◆ **What needs to be done**
Using the entries that follow, collect the lines where the word "Pancreatic" appears.

╭─ Listed entries

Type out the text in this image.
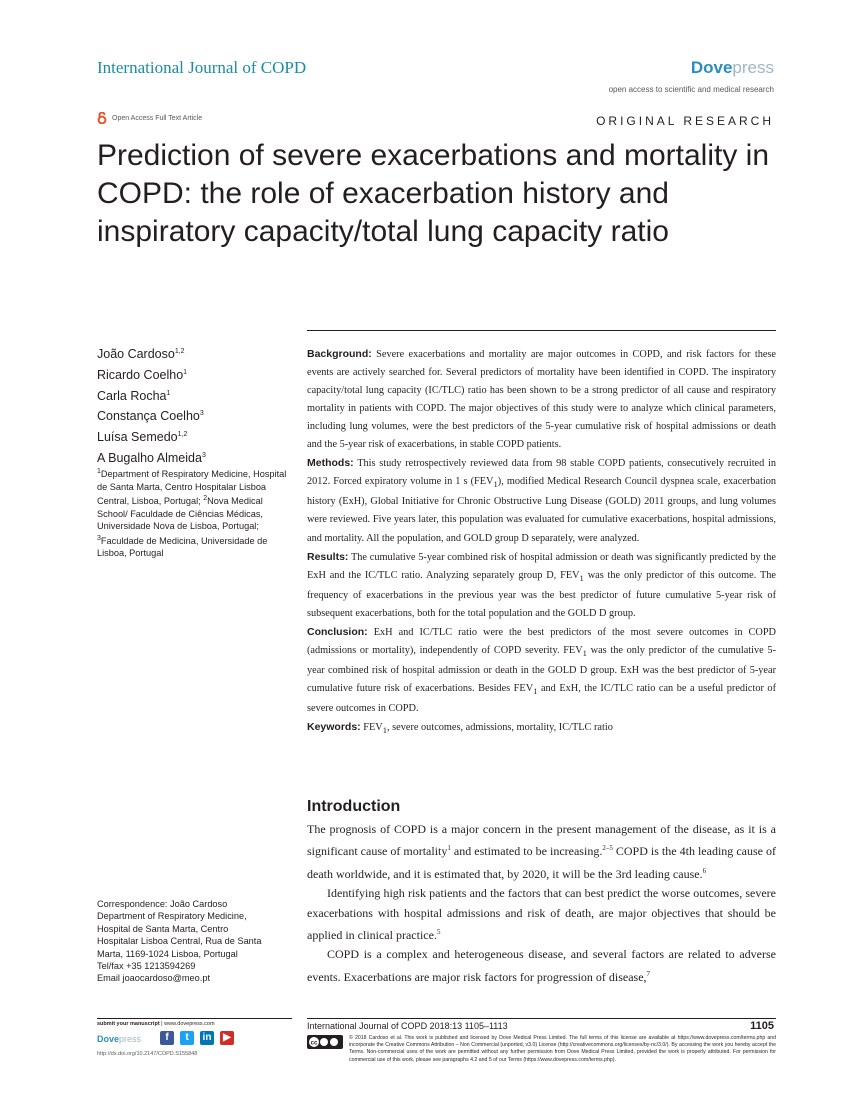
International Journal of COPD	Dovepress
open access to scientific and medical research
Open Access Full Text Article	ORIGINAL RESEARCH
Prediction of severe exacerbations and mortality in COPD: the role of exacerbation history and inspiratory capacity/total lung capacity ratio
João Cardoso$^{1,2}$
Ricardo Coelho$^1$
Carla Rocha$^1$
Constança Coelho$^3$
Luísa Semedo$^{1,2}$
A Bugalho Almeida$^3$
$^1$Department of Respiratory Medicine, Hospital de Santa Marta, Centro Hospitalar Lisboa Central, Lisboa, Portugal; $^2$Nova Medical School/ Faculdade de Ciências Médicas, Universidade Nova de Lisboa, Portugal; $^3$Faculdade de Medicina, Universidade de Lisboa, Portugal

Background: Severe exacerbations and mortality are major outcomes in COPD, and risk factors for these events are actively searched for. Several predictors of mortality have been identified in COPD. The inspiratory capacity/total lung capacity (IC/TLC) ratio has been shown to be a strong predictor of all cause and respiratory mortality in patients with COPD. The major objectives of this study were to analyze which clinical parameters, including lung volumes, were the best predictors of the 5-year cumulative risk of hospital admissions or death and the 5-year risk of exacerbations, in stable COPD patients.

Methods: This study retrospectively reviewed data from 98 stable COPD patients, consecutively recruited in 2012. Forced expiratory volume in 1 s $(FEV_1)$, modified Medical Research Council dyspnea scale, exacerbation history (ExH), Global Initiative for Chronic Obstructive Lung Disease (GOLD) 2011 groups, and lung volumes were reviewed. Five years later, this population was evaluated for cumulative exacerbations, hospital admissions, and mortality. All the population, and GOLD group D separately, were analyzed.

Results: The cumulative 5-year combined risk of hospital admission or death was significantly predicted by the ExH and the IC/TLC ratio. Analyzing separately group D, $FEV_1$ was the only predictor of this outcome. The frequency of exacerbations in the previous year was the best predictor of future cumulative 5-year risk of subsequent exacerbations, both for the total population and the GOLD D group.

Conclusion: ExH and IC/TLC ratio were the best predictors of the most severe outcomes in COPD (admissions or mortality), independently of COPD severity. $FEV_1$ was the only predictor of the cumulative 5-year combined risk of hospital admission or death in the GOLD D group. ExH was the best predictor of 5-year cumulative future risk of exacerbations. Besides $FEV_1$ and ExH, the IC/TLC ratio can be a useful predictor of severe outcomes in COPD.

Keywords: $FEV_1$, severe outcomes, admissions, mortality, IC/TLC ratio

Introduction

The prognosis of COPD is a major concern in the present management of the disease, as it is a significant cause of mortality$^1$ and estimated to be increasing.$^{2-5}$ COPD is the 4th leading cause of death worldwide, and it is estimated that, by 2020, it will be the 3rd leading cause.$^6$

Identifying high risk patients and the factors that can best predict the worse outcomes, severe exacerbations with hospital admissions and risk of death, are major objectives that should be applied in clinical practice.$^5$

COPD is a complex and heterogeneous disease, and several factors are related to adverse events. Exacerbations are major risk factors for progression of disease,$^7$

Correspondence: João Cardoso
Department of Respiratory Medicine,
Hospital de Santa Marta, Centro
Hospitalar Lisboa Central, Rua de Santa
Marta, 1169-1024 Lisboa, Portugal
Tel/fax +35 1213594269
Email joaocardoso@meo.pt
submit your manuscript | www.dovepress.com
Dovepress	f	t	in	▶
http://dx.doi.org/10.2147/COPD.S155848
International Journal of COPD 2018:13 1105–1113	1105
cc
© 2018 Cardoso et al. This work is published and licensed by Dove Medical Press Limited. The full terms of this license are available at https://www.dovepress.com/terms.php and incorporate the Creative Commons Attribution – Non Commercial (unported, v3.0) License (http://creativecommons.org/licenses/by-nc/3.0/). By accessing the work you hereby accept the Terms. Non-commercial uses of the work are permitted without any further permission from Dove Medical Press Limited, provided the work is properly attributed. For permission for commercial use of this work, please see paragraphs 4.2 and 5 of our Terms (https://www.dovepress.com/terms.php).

╰─
╭─ Listed entries

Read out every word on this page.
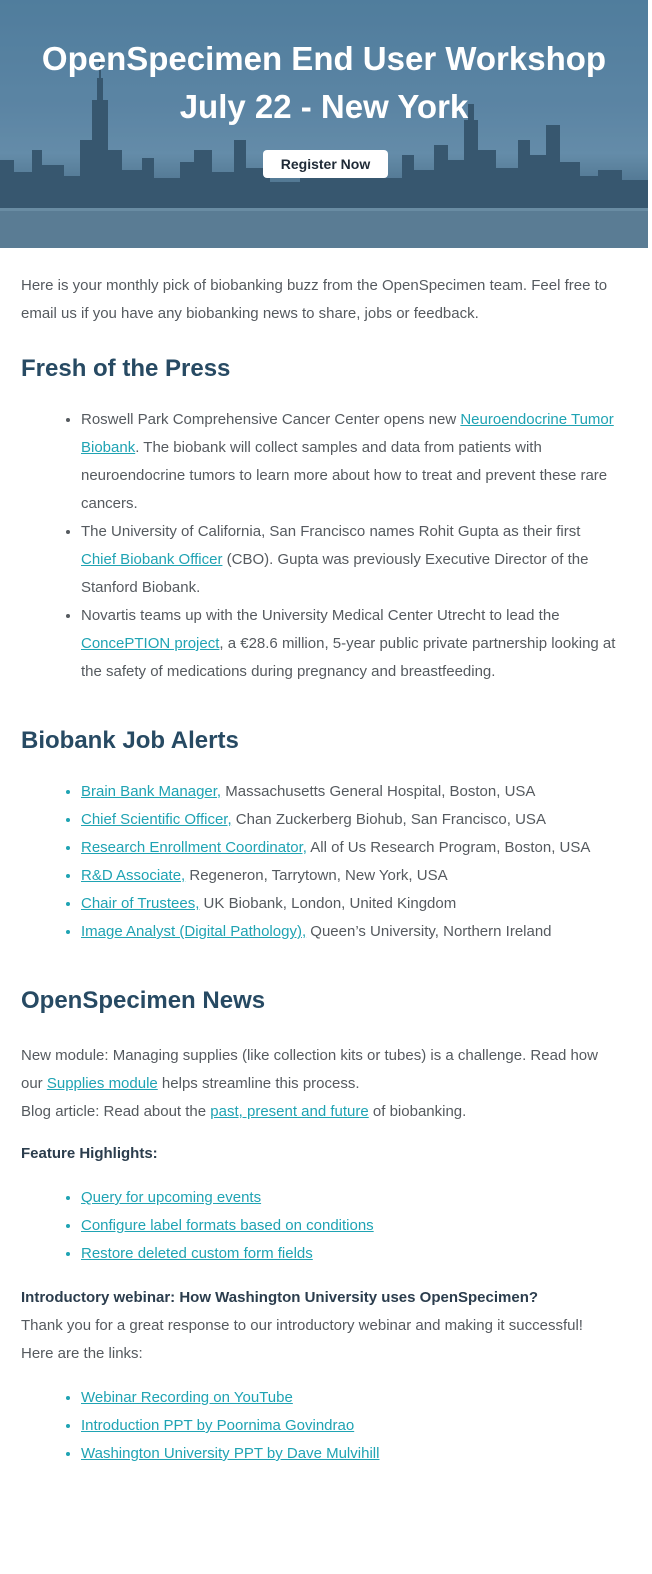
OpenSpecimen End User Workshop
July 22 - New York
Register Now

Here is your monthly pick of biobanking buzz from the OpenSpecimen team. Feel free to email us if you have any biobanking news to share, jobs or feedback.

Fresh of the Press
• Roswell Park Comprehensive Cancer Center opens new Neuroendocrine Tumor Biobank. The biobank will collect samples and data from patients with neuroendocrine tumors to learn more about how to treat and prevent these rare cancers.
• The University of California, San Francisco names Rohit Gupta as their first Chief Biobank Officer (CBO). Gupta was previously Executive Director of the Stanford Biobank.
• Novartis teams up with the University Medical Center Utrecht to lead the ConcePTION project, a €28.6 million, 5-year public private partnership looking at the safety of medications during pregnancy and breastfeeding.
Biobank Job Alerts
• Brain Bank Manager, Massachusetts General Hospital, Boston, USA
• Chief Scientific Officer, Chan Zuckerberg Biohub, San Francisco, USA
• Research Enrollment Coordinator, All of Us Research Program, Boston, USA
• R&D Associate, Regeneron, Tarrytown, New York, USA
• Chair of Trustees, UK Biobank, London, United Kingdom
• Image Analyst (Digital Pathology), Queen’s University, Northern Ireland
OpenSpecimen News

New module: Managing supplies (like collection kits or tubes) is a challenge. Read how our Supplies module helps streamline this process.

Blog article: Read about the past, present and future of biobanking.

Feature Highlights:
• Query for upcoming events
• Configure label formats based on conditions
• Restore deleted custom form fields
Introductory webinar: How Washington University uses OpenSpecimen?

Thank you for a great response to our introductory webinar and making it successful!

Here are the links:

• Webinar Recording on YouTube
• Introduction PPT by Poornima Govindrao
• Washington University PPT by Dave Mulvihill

╰─
╭─ Listed entries

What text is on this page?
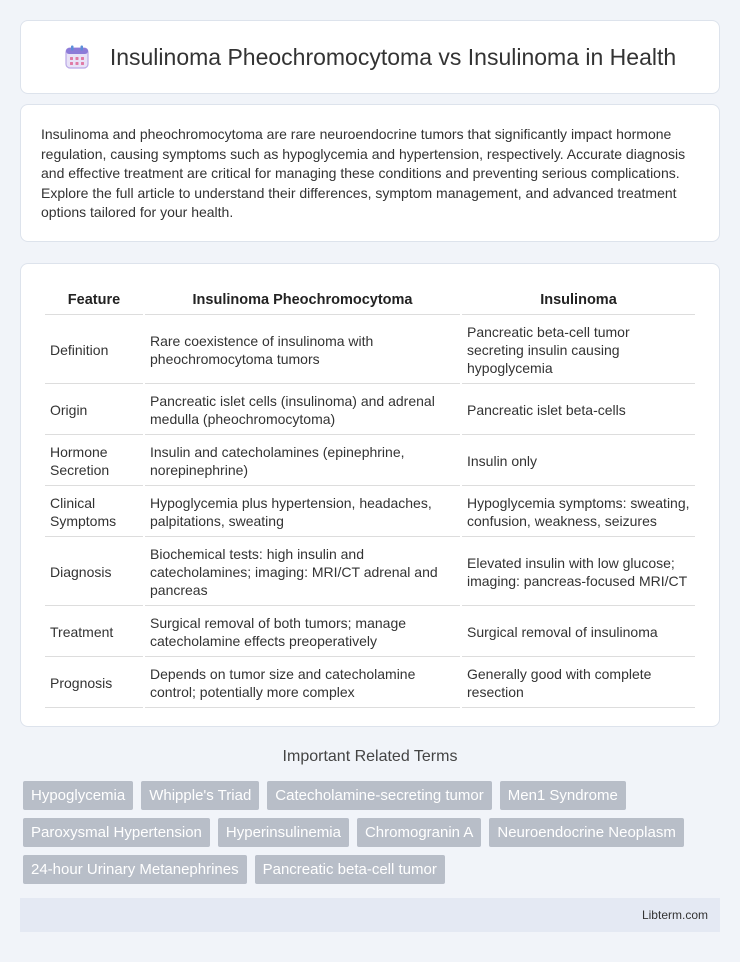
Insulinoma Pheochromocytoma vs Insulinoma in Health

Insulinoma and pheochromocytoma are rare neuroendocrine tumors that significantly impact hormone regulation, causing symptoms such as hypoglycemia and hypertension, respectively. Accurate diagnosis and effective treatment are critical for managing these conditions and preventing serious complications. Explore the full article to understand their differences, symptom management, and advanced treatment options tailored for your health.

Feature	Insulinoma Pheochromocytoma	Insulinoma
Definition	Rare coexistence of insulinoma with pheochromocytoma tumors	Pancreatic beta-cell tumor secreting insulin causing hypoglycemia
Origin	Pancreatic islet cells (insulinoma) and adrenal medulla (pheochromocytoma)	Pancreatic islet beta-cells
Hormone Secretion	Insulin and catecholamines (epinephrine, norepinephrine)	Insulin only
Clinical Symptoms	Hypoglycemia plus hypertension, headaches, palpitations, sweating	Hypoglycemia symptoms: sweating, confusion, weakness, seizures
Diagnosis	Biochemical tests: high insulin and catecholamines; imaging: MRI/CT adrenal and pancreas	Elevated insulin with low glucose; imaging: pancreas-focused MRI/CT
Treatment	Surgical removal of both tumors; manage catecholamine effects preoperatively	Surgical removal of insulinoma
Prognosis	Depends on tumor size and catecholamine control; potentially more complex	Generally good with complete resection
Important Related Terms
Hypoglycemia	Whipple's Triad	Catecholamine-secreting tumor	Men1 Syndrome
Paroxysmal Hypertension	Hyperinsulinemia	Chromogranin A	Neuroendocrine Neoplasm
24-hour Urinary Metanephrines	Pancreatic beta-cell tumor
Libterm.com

╰─

◆ **Response to this task**
Definition	Rare coexistence of insulinoma with pheochromocytoma tumors	Pancreatic beta-cell tumor secreting insulin causing hypoglycemia
Origin	Pancreatic islet cells (insulinoma) and adrenal medulla (pheochromocytoma)	Pancreatic islet beta-cells
24-hour Urinary Metanephrines	Pancreatic beta-cell tumor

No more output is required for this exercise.